[START Records for this task]

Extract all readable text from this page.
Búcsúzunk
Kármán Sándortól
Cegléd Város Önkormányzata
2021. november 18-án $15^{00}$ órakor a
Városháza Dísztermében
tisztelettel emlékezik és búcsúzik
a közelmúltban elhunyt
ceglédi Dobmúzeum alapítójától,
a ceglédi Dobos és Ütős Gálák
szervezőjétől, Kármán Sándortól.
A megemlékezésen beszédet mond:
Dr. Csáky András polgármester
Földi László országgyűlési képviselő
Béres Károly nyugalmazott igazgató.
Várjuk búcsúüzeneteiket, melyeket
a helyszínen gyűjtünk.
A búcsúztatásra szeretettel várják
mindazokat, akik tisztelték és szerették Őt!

[END Records for this task]

▶ **Problem to work on**: Reproduce the records above exactly as they appear.

▶ **Written solution**:
Extract all readable text from this page.
Búcsúzunk
Kármán Sándortól
Cegléd Város Önkormányzata
2021. november 18-án $15^{00}$ órakor a
Városháza Dísztermében
tisztelettel emlékezik és búcsúzik
a közelmúltban elhunyt
ceglédi Dobmúzeum alapítójától,
a ceglédi Dobos és Ütős Gálák
szervezőjétől, Kármán Sándortól.
A megemlékezésen beszédet mond:
Dr. Csáky András polgármester
Földi László országgyűlési képviselő
Béres Károly nyugalmazott igazgató.
Várjuk búcsúüzeneteiket, melyeket
a helyszínen gyűjtünk.
A búcsúztatásra szeretettel várják
mindazokat, akik tisztelték és szerették Őt!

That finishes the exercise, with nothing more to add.